The entries below need to be transcribed verbatim.

» DATA UNDER STUDY
■ ■ ■ ■ ■ ■ ■

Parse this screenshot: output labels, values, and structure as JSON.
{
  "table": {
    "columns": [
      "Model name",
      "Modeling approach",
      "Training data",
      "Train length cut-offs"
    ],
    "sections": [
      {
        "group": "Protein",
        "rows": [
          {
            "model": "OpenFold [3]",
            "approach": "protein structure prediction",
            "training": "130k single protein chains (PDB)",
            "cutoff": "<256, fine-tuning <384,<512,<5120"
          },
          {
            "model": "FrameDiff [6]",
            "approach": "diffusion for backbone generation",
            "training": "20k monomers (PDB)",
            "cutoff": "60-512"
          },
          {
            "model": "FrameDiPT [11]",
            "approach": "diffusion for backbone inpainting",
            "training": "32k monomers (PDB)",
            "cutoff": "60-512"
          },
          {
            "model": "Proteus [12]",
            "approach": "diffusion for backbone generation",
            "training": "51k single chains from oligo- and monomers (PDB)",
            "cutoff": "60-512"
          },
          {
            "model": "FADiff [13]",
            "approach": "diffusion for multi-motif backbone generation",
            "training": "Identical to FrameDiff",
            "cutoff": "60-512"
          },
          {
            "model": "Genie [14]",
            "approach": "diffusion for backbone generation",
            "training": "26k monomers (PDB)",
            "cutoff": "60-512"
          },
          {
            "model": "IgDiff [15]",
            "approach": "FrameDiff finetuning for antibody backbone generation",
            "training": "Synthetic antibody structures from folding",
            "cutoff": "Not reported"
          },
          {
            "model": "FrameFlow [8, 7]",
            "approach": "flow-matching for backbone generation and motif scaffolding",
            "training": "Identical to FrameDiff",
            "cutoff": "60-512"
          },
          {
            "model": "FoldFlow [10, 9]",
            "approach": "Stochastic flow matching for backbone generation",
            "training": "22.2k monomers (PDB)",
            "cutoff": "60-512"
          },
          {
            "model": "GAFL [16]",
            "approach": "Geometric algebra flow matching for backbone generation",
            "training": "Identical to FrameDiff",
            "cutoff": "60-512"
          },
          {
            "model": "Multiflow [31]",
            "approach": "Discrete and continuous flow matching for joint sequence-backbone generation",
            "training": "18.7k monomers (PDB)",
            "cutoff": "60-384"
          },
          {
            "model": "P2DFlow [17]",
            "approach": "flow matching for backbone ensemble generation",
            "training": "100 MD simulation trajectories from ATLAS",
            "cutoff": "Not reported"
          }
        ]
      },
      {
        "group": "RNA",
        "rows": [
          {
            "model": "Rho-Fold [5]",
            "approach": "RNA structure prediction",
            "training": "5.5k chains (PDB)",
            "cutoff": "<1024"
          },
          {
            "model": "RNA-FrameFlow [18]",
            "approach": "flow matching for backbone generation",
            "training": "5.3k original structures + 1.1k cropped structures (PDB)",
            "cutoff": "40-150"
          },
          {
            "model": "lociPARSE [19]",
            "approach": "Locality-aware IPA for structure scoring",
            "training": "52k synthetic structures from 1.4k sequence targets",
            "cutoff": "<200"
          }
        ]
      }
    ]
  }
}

■ ■ ■ ■ ■ ■ ■

» FINAL ANSWER
Parse this screenshot: output labels, values, and structure as JSON.
{
  "table": {
    "columns": [
      "Model name",
      "Modeling approach",
      "Training data",
      "Train length cut-offs"
    ],
    "sections": [
      {
        "group": "Protein",
        "rows": [
          {
            "model": "OpenFold [3]",
            "approach": "protein structure prediction",
            "training": "130k single protein chains (PDB)",
            "cutoff": "<256, fine-tuning <384,<512,<5120"
          },
          {
            "model": "FrameDiff [6]",
            "approach": "diffusion for backbone generation",
            "training": "20k monomers (PDB)",
            "cutoff": "60-512"
          },
          {
            "model": "FrameDiPT [11]",
            "approach": "diffusion for backbone inpainting",
            "training": "32k monomers (PDB)",
            "cutoff": "60-512"
          },
          {
            "model": "Proteus [12]",
            "approach": "diffusion for backbone generation",
            "training": "51k single chains from oligo- and monomers (PDB)",
            "cutoff": "60-512"
          },
          {
            "model": "FADiff [13]",
            "approach": "diffusion for multi-motif backbone generation",
            "training": "Identical to FrameDiff",
            "cutoff": "60-512"
          },
          {
            "model": "Genie [14]",
            "approach": "diffusion for backbone generation",
            "training": "26k monomers (PDB)",
            "cutoff": "60-512"
          },
          {
            "model": "IgDiff [15]",
            "approach": "FrameDiff finetuning for antibody backbone generation",
            "training": "Synthetic antibody structures from folding",
            "cutoff": "Not reported"
          },
          {
            "model": "FrameFlow [8, 7]",
            "approach": "flow-matching for backbone generation and motif scaffolding",
            "training": "Identical to FrameDiff",
            "cutoff": "60-512"
          },
          {
            "model": "FoldFlow [10, 9]",
            "approach": "Stochastic flow matching for backbone generation",
            "training": "22.2k monomers (PDB)",
            "cutoff": "60-512"
          },
          {
            "model": "GAFL [16]",
            "approach": "Geometric algebra flow matching for backbone generation",
            "training": "Identical to FrameDiff",
            "cutoff": "60-512"
          },
          {
            "model": "Multiflow [31]",
            "approach": "Discrete and continuous flow matching for joint sequence-backbone generation",
            "training": "18.7k monomers (PDB)",
            "cutoff": "60-384"
          },
          {
            "model": "P2DFlow [17]",
            "approach": "flow matching for backbone ensemble generation",
            "training": "100 MD simulation trajectories from ATLAS",
            "cutoff": "Not reported"
          }
        ]
      },
      {
        "group": "RNA",
        "rows": [
          {
            "model": "Rho-Fold [5]",
            "approach": "RNA structure prediction",
            "training": "5.5k chains (PDB)",
            "cutoff": "<1024"
          },
          {
            "model": "RNA-FrameFlow [18]",
            "approach": "flow matching for backbone generation",
            "training": "5.3k original structures + 1.1k cropped structures (PDB)",
            "cutoff": "40-150"
          },
          {
            "model": "lociPARSE [19]",
            "approach": "Locality-aware IPA for structure scoring",
            "training": "52k synthetic structures from 1.4k sequence targets",
            "cutoff": "<200"
          }
        ]
      }
    ]
  }
}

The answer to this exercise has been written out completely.